*WHAT THE EXERCISE ASKS*
Without including the pictures, copy out every line below.

*RECORDS FOR PROCESSING*
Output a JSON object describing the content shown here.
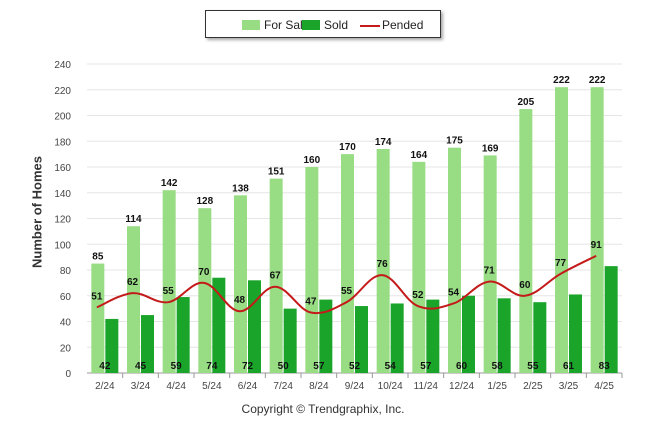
{
  "chart_data": {
    "type": "bar",
    "categories": [
      "2/24",
      "3/24",
      "4/24",
      "5/24",
      "6/24",
      "7/24",
      "8/24",
      "9/24",
      "10/24",
      "11/24",
      "12/24",
      "1/25",
      "2/25",
      "3/25",
      "4/25"
    ],
    "series": [
      {
        "name": "For Sale",
        "type": "bar",
        "color": "#98dc84",
        "values": [
          85,
          114,
          142,
          128,
          138,
          151,
          160,
          170,
          174,
          164,
          175,
          169,
          205,
          222,
          222
        ]
      },
      {
        "name": "Sold",
        "type": "bar",
        "color": "#1aa52a",
        "values": [
          42,
          45,
          59,
          74,
          72,
          50,
          57,
          52,
          54,
          57,
          60,
          58,
          55,
          61,
          83
        ]
      },
      {
        "name": "Pended",
        "type": "line",
        "color": "#c41a1a",
        "values": [
          51,
          62,
          55,
          70,
          48,
          67,
          47,
          55,
          76,
          52,
          54,
          71,
          60,
          77,
          91
        ]
      }
    ],
    "ylabel": "Number of Homes",
    "xlabel": "",
    "ylim": [
      0,
      240
    ],
    "yticks": [
      0,
      20,
      40,
      60,
      80,
      100,
      120,
      140,
      160,
      180,
      200,
      220,
      240
    ],
    "grid": true,
    "legend_position": "top-center"
  },
  "legend": {
    "for_sale": "For Sale",
    "sold": "Sold",
    "pended": "Pended"
  },
  "footer": {
    "copyright": "Copyright © Trendgraphix, Inc."
  }
}
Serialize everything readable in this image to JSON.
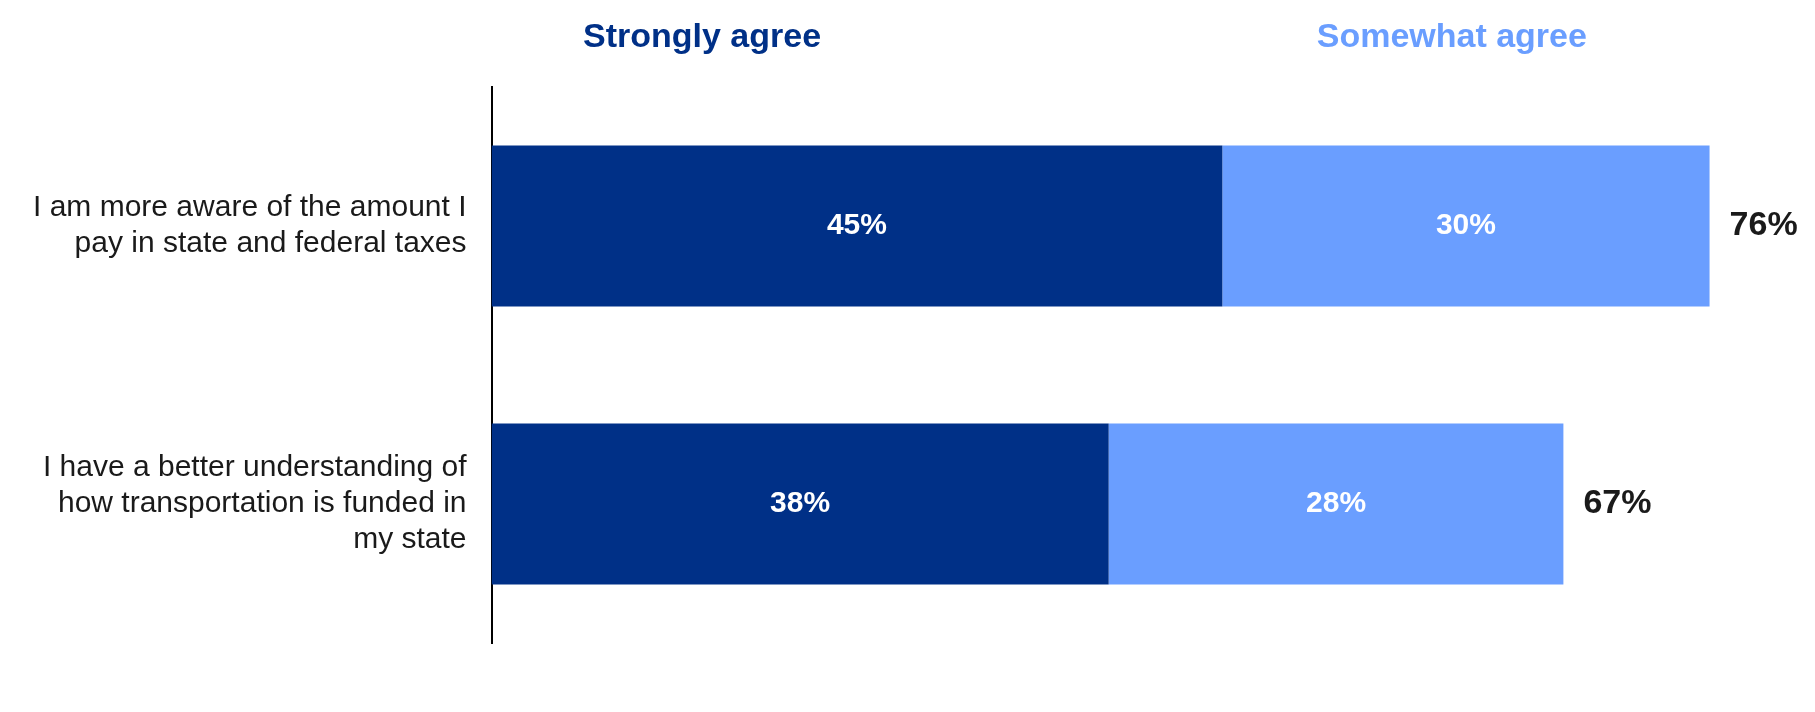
{
  "chart_data": {
    "type": "bar",
    "orientation": "horizontal",
    "stacked": true,
    "legend": "top",
    "tick_labels": "y",
    "categories": [
      "I am more aware of the amount I pay in state and federal taxes",
      "I have a better understanding of how transportation is funded in my state"
    ],
    "series": [
      {
        "name": "Strongly agree",
        "color": "#003087",
        "values": [
          45,
          38
        ],
        "value_labels": [
          "45%",
          "38%"
        ]
      },
      {
        "name": "Somewhat agree",
        "color": "#6a9eff",
        "values": [
          30,
          28
        ],
        "value_labels": [
          "30%",
          "28%"
        ]
      }
    ],
    "totals": [
      "76%",
      "67%"
    ]
  }
}
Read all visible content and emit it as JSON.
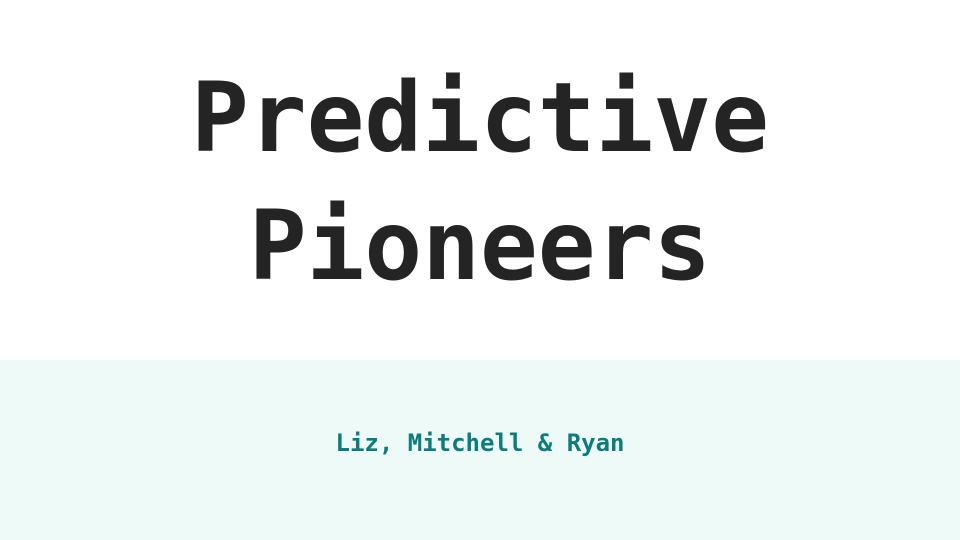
{
  "slide": {
    "title_lines": [
      "Predictive",
      "Pioneers"
    ],
    "subtitle": "Liz, Mitchell & Ryan"
  },
  "colors": {
    "background": "#ffffff",
    "title_text": "#242424",
    "band_background": "#eefaf7",
    "subtitle_text": "#0c7c7c"
  }
}
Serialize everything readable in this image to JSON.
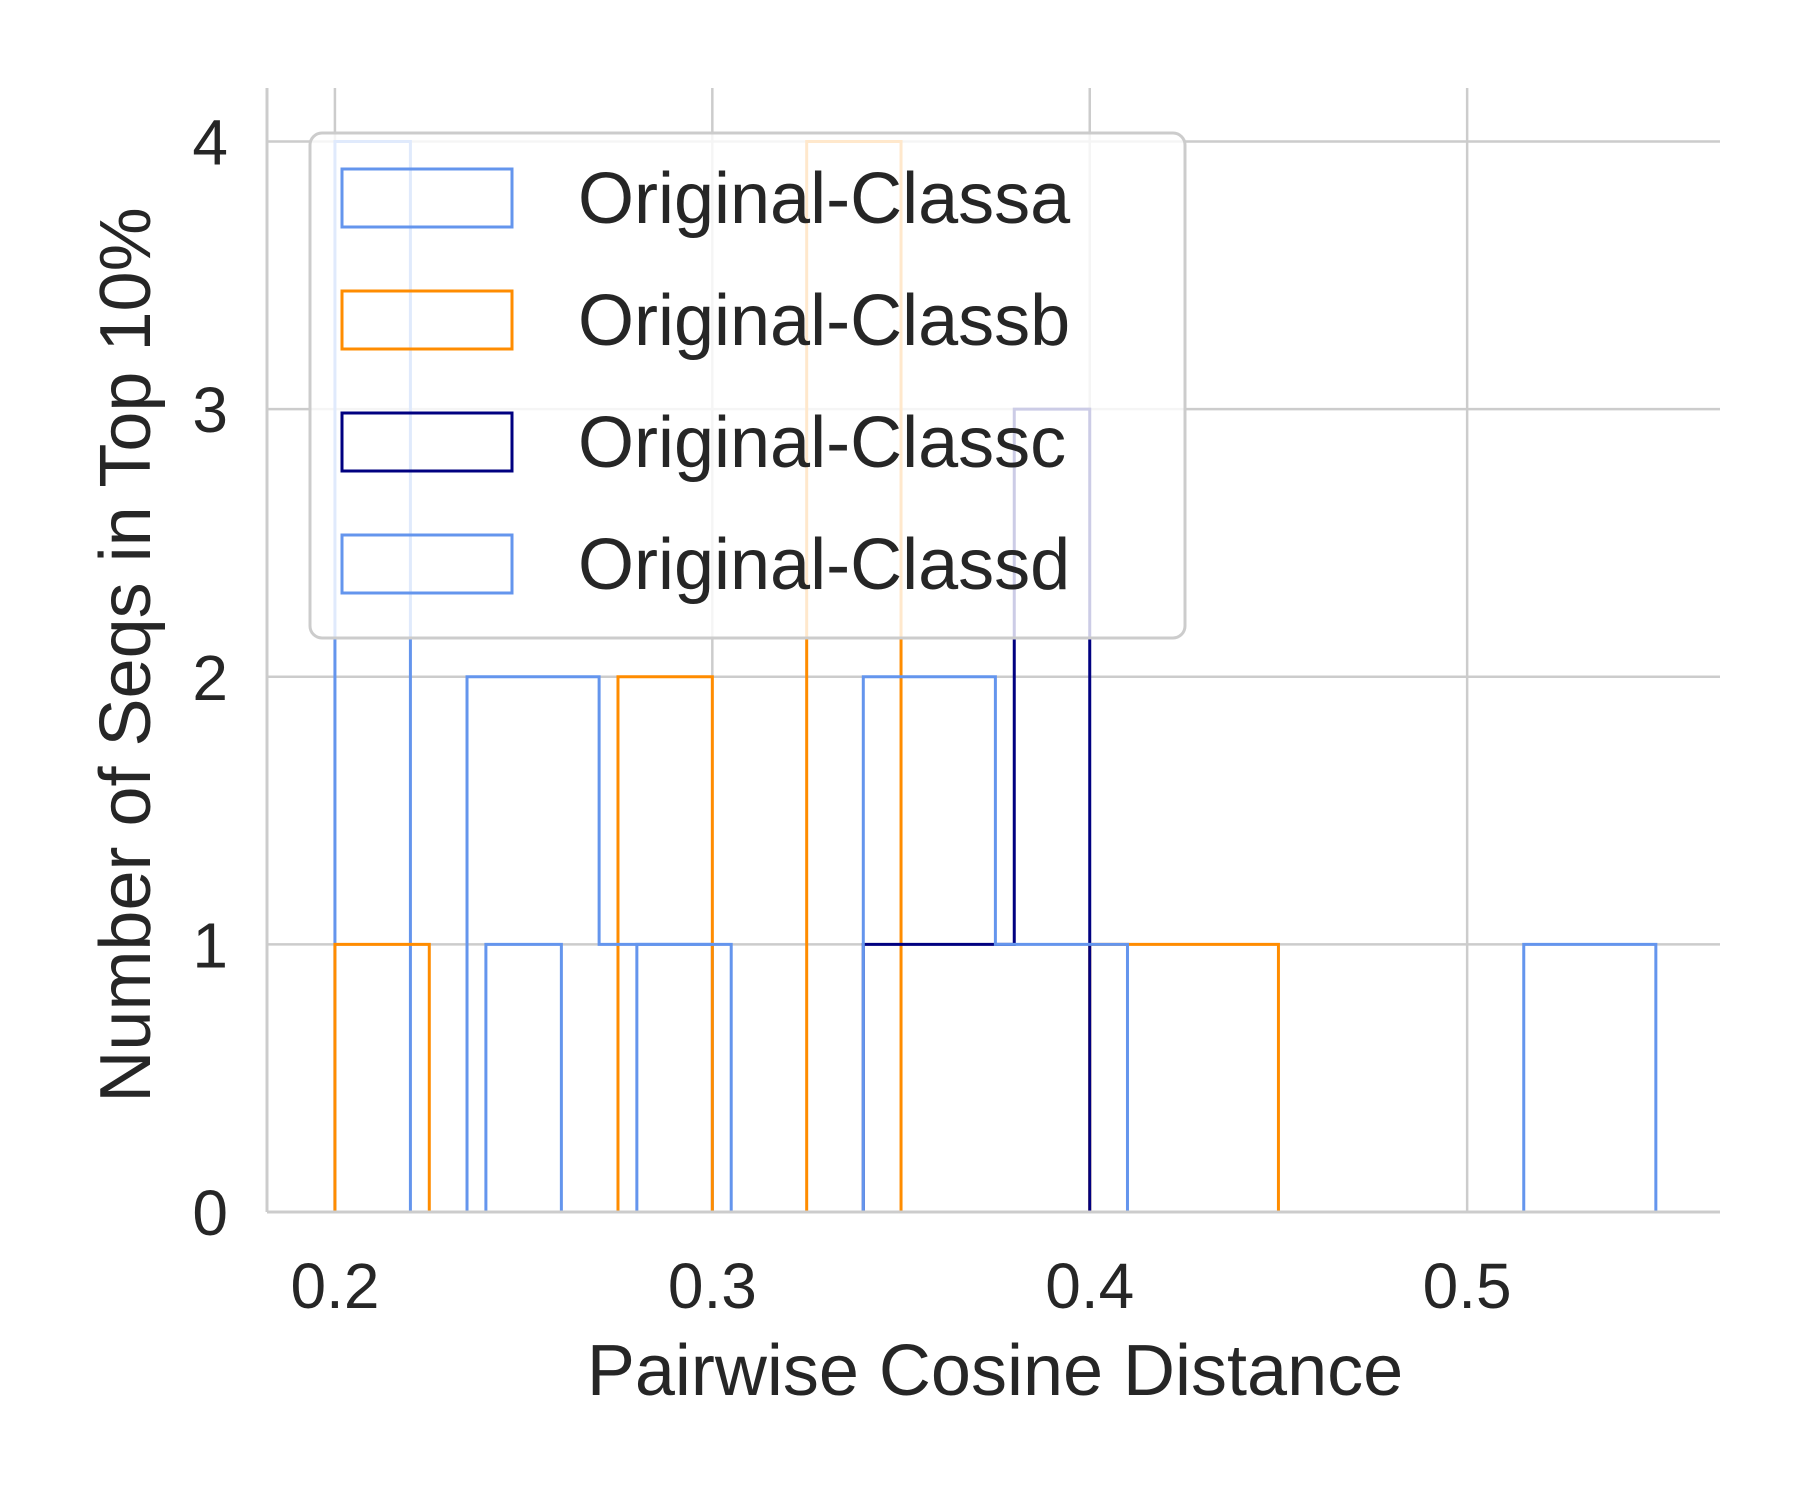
{
  "chart_data": {
    "type": "bar",
    "subtype": "histogram-step",
    "xlabel": "Pairwise Cosine Distance",
    "ylabel": "Number of Seqs in Top 10%",
    "xlim": [
      0.182,
      0.567
    ],
    "ylim": [
      0,
      4.2
    ],
    "xticks": [
      0.2,
      0.3,
      0.4,
      0.5
    ],
    "xtick_labels": [
      "0.2",
      "0.3",
      "0.4",
      "0.5"
    ],
    "yticks": [
      0,
      1,
      2,
      3,
      4
    ],
    "ytick_labels": [
      "0",
      "1",
      "2",
      "3",
      "4"
    ],
    "grid": true,
    "legend_position": "upper-left",
    "colors": {
      "grid": "#cccccc",
      "axis": "#cccccc",
      "text": "#262626",
      "legend_border": "#cccccc"
    },
    "series": [
      {
        "name": "Original-Classa",
        "color": "#6495ed",
        "bin_edges": [
          0.2,
          0.22,
          0.24,
          0.26,
          0.28,
          0.3
        ],
        "counts": [
          4,
          0,
          1,
          0,
          1
        ]
      },
      {
        "name": "Original-Classb",
        "color": "#ff8c00",
        "bin_edges": [
          0.2,
          0.225,
          0.25,
          0.275,
          0.3,
          0.325,
          0.35,
          0.375,
          0.4,
          0.425,
          0.45
        ],
        "counts": [
          1,
          0,
          0,
          2,
          0,
          4,
          0,
          0,
          1,
          1
        ]
      },
      {
        "name": "Original-Classc",
        "color": "#000080",
        "bin_edges": [
          0.28,
          0.3,
          0.32,
          0.34,
          0.36,
          0.38,
          0.4
        ],
        "counts": [
          0,
          0,
          0,
          1,
          1,
          3
        ]
      },
      {
        "name": "Original-Classd",
        "color": "#6495ed",
        "bin_edges": [
          0.235,
          0.27,
          0.305,
          0.34,
          0.375,
          0.41,
          0.445,
          0.48,
          0.515,
          0.55
        ],
        "counts": [
          2,
          1,
          0,
          2,
          1,
          0,
          0,
          0,
          1
        ]
      }
    ]
  }
}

*SOLVED PROBLEM*
Output a JSON object describing the content shown here.
{
  "chart_data": {
    "type": "bar",
    "categories": [
      "2/24",
      "3/24",
      "4/24",
      "5/24",
      "6/24",
      "7/24",
      "8/24",
      "9/24",
      "10/24",
      "11/24",
      "12/24",
      "1/25",
      "2/25",
      "3/25",
      "4/25"
    ],
    "series": [
      {
        "name": "For Sale",
        "type": "bar",
        "color": "#98dc84",
        "values": [
          85,
          114,
          142,
          128,
          138,
          151,
          160,
          170,
          174,
          164,
          175,
          169,
          205,
          222,
          222
        ]
      },
      {
        "name": "Sold",
        "type": "bar",
        "color": "#1aa52a",
        "values": [
          42,
          45,
          59,
          74,
          72,
          50,
          57,
          52,
          54,
          57,
          60,
          58,
          55,
          61,
          83
        ]
      },
      {
        "name": "Pended",
        "type": "line",
        "color": "#c41a1a",
        "values": [
          51,
          62,
          55,
          70,
          48,
          67,
          47,
          55,
          76,
          52,
          54,
          71,
          60,
          77,
          91
        ]
      }
    ],
    "ylabel": "Number of Homes",
    "xlabel": "",
    "ylim": [
      0,
      240
    ],
    "yticks": [
      0,
      20,
      40,
      60,
      80,
      100,
      120,
      140,
      160,
      180,
      200,
      220,
      240
    ],
    "grid": true,
    "legend_position": "top-center"
  },
  "legend": {
    "for_sale": "For Sale",
    "sold": "Sold",
    "pended": "Pended"
  },
  "footer": {
    "copyright": "Copyright © Trendgraphix, Inc."
  }
}
Serialize everything readable in this image to JSON.
{
  "chart_data": {
    "type": "bar",
    "orientation": "horizontal",
    "stacked": true,
    "legend": "top",
    "tick_labels": "y",
    "categories": [
      "I am more aware of the amount I pay in state and federal taxes",
      "I have a better understanding of how transportation is funded in my state"
    ],
    "series": [
      {
        "name": "Strongly agree",
        "color": "#003087",
        "values": [
          45,
          38
        ],
        "value_labels": [
          "45%",
          "38%"
        ]
      },
      {
        "name": "Somewhat agree",
        "color": "#6a9eff",
        "values": [
          30,
          28
        ],
        "value_labels": [
          "30%",
          "28%"
        ]
      }
    ],
    "totals": [
      "76%",
      "67%"
    ]
  }
}
Read all visible content and emit it as JSON.
{
  "slide": {
    "title_lines": [
      "Predictive",
      "Pioneers"
    ],
    "subtitle": "Liz, Mitchell & Ryan"
  },
  "colors": {
    "background": "#ffffff",
    "title_text": "#242424",
    "band_background": "#eefaf7",
    "subtitle_text": "#0c7c7c"
  }
}
Serialize everything readable in this image to JSON.
{
  "chart_data": {
    "type": "bar",
    "subtype": "histogram-step",
    "xlabel": "Pairwise Cosine Distance",
    "ylabel": "Number of Seqs in Top 10%",
    "xlim": [
      0.182,
      0.567
    ],
    "ylim": [
      0,
      4.2
    ],
    "xticks": [
      0.2,
      0.3,
      0.4,
      0.5
    ],
    "xtick_labels": [
      "0.2",
      "0.3",
      "0.4",
      "0.5"
    ],
    "yticks": [
      0,
      1,
      2,
      3,
      4
    ],
    "ytick_labels": [
      "0",
      "1",
      "2",
      "3",
      "4"
    ],
    "grid": true,
    "legend_position": "upper-left",
    "colors": {
      "grid": "#cccccc",
      "axis": "#cccccc",
      "text": "#262626",
      "legend_border": "#cccccc"
    },
    "series": [
      {
        "name": "Original-Classa",
        "color": "#6495ed",
        "bin_edges": [
          0.2,
          0.22,
          0.24,
          0.26,
          0.28,
          0.3
        ],
        "counts": [
          4,
          0,
          1,
          0,
          1
        ]
      },
      {
        "name": "Original-Classb",
        "color": "#ff8c00",
        "bin_edges": [
          0.2,
          0.225,
          0.25,
          0.275,
          0.3,
          0.325,
          0.35,
          0.375,
          0.4,
          0.425,
          0.45
        ],
        "counts": [
          1,
          0,
          0,
          2,
          0,
          4,
          0,
          0,
          1,
          1
        ]
      },
      {
        "name": "Original-Classc",
        "color": "#000080",
        "bin_edges": [
          0.28,
          0.3,
          0.32,
          0.34,
          0.36,
          0.38,
          0.4
        ],
        "counts": [
          0,
          0,
          0,
          1,
          1,
          3
        ]
      },
      {
        "name": "Original-Classd",
        "color": "#6495ed",
        "bin_edges": [
          0.235,
          0.27,
          0.305,
          0.34,
          0.375,
          0.41,
          0.445,
          0.48,
          0.515,
          0.55
        ],
        "counts": [
          2,
          1,
          0,
          2,
          1,
          0,
          0,
          0,
          1
        ]
      }
    ]
  }
}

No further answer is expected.